What is asked -
Return each line containing "screenshot".

Provided data -

»»

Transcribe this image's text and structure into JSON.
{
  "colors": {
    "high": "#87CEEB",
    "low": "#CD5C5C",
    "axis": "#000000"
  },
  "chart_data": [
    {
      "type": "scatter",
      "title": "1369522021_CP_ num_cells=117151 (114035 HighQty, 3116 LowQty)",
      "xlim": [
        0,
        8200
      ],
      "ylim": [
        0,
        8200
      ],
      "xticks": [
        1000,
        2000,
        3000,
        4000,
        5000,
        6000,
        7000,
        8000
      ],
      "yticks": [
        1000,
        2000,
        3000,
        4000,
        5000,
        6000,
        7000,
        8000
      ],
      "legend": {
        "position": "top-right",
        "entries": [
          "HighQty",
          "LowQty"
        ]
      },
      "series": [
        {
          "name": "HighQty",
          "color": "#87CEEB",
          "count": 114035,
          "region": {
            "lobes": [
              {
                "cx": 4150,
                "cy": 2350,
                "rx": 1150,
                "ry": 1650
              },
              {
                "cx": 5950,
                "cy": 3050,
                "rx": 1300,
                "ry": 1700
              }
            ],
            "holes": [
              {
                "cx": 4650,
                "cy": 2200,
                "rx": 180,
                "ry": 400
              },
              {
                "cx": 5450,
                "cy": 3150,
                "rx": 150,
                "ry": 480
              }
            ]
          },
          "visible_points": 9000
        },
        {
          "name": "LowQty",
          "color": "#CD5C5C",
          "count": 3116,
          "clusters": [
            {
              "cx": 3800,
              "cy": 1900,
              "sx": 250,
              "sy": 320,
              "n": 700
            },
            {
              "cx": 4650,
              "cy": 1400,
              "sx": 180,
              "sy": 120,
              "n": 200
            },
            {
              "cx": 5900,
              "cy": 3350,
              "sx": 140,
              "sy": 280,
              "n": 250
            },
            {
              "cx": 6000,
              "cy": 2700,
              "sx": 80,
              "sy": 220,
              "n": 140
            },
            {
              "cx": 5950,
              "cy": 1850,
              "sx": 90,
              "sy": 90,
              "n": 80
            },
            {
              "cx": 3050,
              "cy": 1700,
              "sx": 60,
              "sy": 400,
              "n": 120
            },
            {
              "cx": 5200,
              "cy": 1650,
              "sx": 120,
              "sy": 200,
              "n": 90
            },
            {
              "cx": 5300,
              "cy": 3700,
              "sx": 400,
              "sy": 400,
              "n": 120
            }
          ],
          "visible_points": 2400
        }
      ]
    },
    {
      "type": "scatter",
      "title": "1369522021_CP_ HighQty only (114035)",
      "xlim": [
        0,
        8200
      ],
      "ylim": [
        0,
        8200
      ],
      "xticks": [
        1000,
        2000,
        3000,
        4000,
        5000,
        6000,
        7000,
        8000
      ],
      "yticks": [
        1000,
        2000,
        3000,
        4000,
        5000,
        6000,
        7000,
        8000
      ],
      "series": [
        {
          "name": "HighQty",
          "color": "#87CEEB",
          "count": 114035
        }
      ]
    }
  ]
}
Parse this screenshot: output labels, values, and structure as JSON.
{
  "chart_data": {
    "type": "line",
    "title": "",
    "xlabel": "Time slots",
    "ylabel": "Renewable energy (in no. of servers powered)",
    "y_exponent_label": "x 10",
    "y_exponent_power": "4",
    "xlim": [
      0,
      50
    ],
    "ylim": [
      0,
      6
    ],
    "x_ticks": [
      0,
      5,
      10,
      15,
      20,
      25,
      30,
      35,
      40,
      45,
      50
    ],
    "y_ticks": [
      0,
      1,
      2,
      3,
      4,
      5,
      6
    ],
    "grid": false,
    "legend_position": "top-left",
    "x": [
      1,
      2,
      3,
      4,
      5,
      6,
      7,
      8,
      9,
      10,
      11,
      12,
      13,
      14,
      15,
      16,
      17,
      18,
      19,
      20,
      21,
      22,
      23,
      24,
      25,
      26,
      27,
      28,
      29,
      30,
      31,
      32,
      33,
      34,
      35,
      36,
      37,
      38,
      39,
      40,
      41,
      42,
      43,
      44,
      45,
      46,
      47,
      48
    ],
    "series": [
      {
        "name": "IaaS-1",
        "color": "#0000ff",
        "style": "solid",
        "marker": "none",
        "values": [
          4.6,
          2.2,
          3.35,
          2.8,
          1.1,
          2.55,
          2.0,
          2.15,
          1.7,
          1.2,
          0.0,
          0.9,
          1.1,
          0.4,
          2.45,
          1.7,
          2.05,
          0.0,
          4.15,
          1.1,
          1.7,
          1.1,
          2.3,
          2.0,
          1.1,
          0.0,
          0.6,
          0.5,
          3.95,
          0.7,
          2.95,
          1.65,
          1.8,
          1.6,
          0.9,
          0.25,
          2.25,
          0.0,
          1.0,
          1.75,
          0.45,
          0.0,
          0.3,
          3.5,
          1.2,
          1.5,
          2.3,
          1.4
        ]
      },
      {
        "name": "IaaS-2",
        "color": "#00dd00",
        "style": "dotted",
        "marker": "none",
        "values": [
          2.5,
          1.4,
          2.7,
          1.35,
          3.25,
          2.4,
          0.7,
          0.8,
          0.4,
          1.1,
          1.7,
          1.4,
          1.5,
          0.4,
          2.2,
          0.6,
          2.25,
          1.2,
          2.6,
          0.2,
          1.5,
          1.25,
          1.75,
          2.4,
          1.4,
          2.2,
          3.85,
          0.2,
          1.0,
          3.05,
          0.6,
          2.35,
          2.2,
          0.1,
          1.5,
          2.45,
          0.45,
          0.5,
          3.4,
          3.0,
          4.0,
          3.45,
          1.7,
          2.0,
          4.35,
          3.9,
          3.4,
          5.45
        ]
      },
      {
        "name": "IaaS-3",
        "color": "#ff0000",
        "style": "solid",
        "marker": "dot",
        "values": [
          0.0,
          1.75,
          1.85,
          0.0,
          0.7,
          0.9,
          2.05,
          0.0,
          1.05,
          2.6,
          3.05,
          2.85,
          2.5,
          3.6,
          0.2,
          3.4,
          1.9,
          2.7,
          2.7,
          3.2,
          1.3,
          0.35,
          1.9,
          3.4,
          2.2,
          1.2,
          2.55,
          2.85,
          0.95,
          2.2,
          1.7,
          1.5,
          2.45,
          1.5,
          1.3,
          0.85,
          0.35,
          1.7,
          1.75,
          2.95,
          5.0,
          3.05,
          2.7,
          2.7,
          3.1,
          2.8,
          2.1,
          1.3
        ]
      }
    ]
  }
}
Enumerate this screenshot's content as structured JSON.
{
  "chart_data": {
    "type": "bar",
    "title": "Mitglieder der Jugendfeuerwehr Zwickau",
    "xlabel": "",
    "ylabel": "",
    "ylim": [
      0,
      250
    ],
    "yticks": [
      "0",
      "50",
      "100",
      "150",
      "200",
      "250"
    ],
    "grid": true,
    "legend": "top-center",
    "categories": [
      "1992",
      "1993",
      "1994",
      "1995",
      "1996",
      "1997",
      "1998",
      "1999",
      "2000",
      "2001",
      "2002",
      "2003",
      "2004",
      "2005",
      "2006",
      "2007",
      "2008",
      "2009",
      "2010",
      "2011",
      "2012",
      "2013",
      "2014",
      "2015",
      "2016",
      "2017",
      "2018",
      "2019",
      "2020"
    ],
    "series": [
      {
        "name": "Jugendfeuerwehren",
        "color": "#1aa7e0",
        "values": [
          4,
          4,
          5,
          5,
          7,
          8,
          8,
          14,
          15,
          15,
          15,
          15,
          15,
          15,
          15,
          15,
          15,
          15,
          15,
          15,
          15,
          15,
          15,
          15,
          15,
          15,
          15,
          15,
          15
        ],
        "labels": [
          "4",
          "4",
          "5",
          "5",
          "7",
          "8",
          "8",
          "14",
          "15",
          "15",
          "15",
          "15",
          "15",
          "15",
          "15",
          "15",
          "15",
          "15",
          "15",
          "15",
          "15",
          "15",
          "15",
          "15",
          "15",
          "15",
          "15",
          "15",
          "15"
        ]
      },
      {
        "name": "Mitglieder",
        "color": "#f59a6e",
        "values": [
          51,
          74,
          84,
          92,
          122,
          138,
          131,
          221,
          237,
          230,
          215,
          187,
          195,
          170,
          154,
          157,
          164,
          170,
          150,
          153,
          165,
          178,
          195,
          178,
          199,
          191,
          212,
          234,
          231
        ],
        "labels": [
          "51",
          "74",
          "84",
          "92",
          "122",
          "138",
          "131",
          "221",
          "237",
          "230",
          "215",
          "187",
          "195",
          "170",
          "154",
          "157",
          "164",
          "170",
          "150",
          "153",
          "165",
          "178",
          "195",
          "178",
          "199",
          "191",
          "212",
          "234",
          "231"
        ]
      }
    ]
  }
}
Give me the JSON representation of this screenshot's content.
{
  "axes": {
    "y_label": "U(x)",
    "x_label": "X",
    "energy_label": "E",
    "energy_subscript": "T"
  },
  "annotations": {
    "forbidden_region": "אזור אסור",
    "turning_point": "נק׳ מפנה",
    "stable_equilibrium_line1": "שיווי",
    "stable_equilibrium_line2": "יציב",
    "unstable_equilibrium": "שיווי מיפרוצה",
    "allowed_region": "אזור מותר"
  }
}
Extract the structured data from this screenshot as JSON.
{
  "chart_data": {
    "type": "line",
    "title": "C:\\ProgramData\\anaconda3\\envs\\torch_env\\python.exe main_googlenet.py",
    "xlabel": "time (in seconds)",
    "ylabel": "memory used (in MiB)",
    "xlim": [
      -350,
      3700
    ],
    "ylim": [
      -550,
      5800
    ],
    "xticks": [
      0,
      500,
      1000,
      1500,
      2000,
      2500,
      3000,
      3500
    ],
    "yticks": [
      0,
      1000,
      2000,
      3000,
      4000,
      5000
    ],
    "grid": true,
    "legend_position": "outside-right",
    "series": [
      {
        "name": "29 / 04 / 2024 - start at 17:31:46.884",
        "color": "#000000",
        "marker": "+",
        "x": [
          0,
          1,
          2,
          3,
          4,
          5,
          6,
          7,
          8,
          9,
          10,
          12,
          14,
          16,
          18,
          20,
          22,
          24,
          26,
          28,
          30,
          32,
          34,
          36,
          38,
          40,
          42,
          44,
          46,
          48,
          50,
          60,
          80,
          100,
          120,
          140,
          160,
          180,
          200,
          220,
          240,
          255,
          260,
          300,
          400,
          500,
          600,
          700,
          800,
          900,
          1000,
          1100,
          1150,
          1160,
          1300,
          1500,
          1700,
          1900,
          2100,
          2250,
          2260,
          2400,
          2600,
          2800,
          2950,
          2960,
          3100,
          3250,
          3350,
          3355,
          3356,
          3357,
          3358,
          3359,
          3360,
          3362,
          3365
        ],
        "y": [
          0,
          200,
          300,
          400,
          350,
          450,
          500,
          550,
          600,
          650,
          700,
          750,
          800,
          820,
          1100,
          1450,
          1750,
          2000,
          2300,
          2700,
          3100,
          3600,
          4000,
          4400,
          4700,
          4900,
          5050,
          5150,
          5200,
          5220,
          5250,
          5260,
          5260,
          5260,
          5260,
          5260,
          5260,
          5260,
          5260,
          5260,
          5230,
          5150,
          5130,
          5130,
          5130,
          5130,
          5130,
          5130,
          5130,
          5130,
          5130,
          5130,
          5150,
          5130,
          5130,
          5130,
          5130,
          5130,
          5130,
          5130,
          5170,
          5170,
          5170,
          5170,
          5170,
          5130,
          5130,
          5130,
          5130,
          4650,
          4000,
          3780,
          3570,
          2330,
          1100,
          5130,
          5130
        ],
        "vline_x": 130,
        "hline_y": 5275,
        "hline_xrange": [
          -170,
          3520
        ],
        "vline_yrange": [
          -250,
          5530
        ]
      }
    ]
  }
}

««

Response to this exercise -
Parse this screenshot: output labels, values, and structure as JSON.
Enumerate this screenshot's content as structured JSON.
Give me the JSON representation of this screenshot's content.
Extract the structured data from this screenshot as JSON.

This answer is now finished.